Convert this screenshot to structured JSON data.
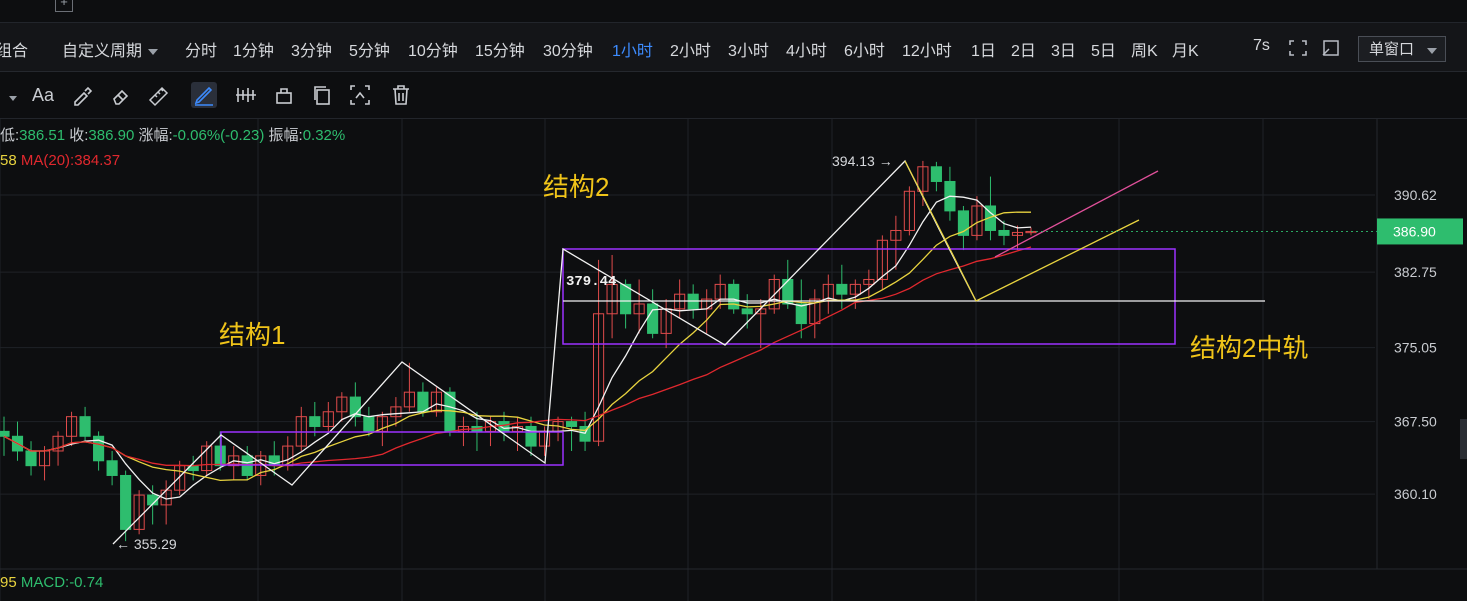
{
  "top_tab": {
    "icon": "add-tab-icon"
  },
  "period_bar": {
    "left_label": "组合",
    "custom_label": "自定义周期",
    "periods": [
      "分时",
      "1分钟",
      "3分钟",
      "5分钟",
      "10分钟",
      "15分钟",
      "30分钟",
      "1小时",
      "2小时",
      "3小时",
      "4小时",
      "6小时",
      "12小时",
      "1日",
      "2日",
      "3日",
      "5日",
      "周K",
      "月K"
    ],
    "active_period": "1小时",
    "refresh_label": "7s",
    "window_select": "单窗口"
  },
  "toolbar": {
    "text_tool_label": "Aa",
    "icons": [
      "dropdown-caret-icon",
      "text-tool-icon",
      "brush-icon",
      "eraser-icon",
      "ruler-icon",
      "pen-tool-icon",
      "bar-pattern-icon",
      "lock-icon",
      "copy-icon",
      "screenshot-icon",
      "trash-icon"
    ]
  },
  "info": {
    "low_label": "低:",
    "low_value": "386.51",
    "close_label": "收:",
    "close_value": "386.90",
    "change_label": "涨幅:",
    "change_value": "-0.06%(-0.23)",
    "amp_label": "振幅:",
    "amp_value": "0.32%"
  },
  "ma": {
    "prefix": "58",
    "ma20_label": "MA(20):384.37"
  },
  "macd": {
    "prefix": "95",
    "label": "MACD:-0.74"
  },
  "colors": {
    "up": "#e04b4b",
    "down": "#2ebd6e",
    "ma_white": "#f2f2f2",
    "ma_yellow": "#e8d33f",
    "ma_red": "#e0282e",
    "box": "#9b30ff",
    "annotation": "#f0c419",
    "active": "#3d8bfd"
  },
  "chart_data": {
    "type": "candlestick",
    "y_ticks": [
      390.62,
      382.75,
      375.05,
      367.5,
      360.1
    ],
    "current_price": "386.90",
    "annotations": {
      "high": "394.13",
      "low": "355.29",
      "mid": "379.44",
      "structure1": "结构1",
      "structure2": "结构2",
      "structure2_mid": "结构2中轨"
    },
    "candles": [
      [
        366.5,
        368.0,
        364.0,
        366.0
      ],
      [
        366.0,
        367.5,
        363.5,
        364.5
      ],
      [
        364.5,
        365.5,
        362.0,
        363.0
      ],
      [
        363.0,
        365.0,
        361.5,
        364.5
      ],
      [
        364.5,
        366.5,
        363.0,
        366.0
      ],
      [
        366.0,
        368.5,
        365.0,
        368.0
      ],
      [
        368.0,
        369.0,
        365.5,
        366.0
      ],
      [
        366.0,
        366.5,
        362.5,
        363.5
      ],
      [
        363.5,
        364.5,
        361.0,
        362.0
      ],
      [
        362.0,
        362.5,
        355.3,
        356.5
      ],
      [
        356.5,
        360.5,
        356.0,
        360.0
      ],
      [
        360.0,
        361.0,
        357.0,
        359.0
      ],
      [
        359.0,
        361.5,
        357.0,
        360.5
      ],
      [
        360.5,
        363.5,
        360.0,
        363.0
      ],
      [
        363.0,
        364.0,
        361.5,
        362.5
      ],
      [
        362.5,
        365.5,
        362.0,
        365.0
      ],
      [
        365.0,
        366.5,
        362.5,
        363.0
      ],
      [
        363.0,
        365.0,
        361.5,
        364.0
      ],
      [
        364.0,
        365.0,
        361.5,
        362.0
      ],
      [
        362.0,
        364.5,
        361.0,
        364.0
      ],
      [
        364.0,
        365.5,
        362.0,
        363.0
      ],
      [
        363.0,
        366.0,
        362.5,
        365.0
      ],
      [
        365.0,
        369.0,
        364.5,
        368.0
      ],
      [
        368.0,
        369.5,
        366.0,
        367.0
      ],
      [
        367.0,
        369.5,
        366.5,
        368.5
      ],
      [
        368.5,
        370.5,
        367.5,
        370.0
      ],
      [
        370.0,
        371.5,
        367.0,
        368.0
      ],
      [
        368.0,
        369.0,
        366.0,
        366.5
      ],
      [
        366.5,
        368.5,
        365.0,
        368.0
      ],
      [
        368.0,
        370.0,
        367.0,
        369.0
      ],
      [
        369.0,
        373.5,
        368.5,
        370.5
      ],
      [
        370.5,
        371.5,
        368.0,
        368.5
      ],
      [
        368.5,
        371.0,
        368.0,
        370.5
      ],
      [
        370.5,
        371.0,
        366.0,
        366.5
      ],
      [
        366.5,
        368.0,
        365.0,
        367.0
      ],
      [
        367.0,
        368.5,
        364.5,
        366.5
      ],
      [
        366.5,
        368.0,
        365.0,
        367.5
      ],
      [
        367.5,
        368.5,
        365.5,
        366.5
      ],
      [
        366.5,
        368.0,
        364.5,
        367.0
      ],
      [
        367.0,
        368.0,
        364.0,
        365.0
      ],
      [
        365.0,
        367.0,
        364.0,
        366.5
      ],
      [
        366.5,
        368.0,
        365.5,
        367.5
      ],
      [
        367.5,
        368.0,
        364.5,
        367.0
      ],
      [
        367.0,
        368.5,
        364.5,
        365.5
      ],
      [
        365.5,
        384.0,
        365.0,
        378.5
      ],
      [
        378.5,
        384.5,
        376.0,
        381.5
      ],
      [
        381.5,
        382.0,
        377.0,
        378.5
      ],
      [
        378.5,
        382.0,
        376.5,
        379.5
      ],
      [
        379.5,
        381.0,
        376.0,
        376.5
      ],
      [
        376.5,
        380.0,
        375.0,
        379.0
      ],
      [
        379.0,
        382.0,
        378.0,
        380.5
      ],
      [
        380.5,
        381.5,
        378.0,
        379.0
      ],
      [
        379.0,
        381.0,
        376.5,
        380.0
      ],
      [
        380.0,
        382.5,
        379.0,
        381.5
      ],
      [
        381.5,
        382.0,
        378.5,
        379.0
      ],
      [
        379.0,
        380.5,
        377.0,
        378.5
      ],
      [
        378.5,
        380.0,
        375.0,
        379.0
      ],
      [
        379.0,
        382.5,
        378.5,
        382.0
      ],
      [
        382.0,
        384.0,
        379.0,
        379.5
      ],
      [
        379.5,
        382.0,
        376.0,
        377.5
      ],
      [
        377.5,
        381.0,
        376.0,
        380.0
      ],
      [
        380.0,
        382.5,
        378.5,
        381.5
      ],
      [
        381.5,
        383.5,
        379.0,
        380.5
      ],
      [
        380.5,
        382.0,
        379.0,
        381.5
      ],
      [
        381.5,
        383.0,
        380.0,
        382.0
      ],
      [
        382.0,
        386.5,
        381.0,
        386.0
      ],
      [
        386.0,
        388.5,
        383.0,
        387.0
      ],
      [
        387.0,
        391.5,
        386.5,
        391.0
      ],
      [
        391.0,
        394.1,
        389.5,
        393.5
      ],
      [
        393.5,
        394.0,
        391.0,
        392.0
      ],
      [
        392.0,
        393.5,
        388.0,
        389.0
      ],
      [
        389.0,
        389.5,
        385.0,
        386.5
      ],
      [
        386.5,
        390.5,
        386.0,
        389.5
      ],
      [
        389.5,
        392.5,
        386.0,
        387.0
      ],
      [
        387.0,
        388.0,
        385.5,
        386.5
      ],
      [
        386.5,
        387.5,
        385.0,
        386.8
      ],
      [
        386.8,
        387.3,
        386.5,
        386.9
      ]
    ]
  }
}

SET TASK — List every line above that holds the word "screenshot".

SOLUTION TO THE PROBLEM —
Convert this screenshot to structured JSON data.
      "screenshot-icon",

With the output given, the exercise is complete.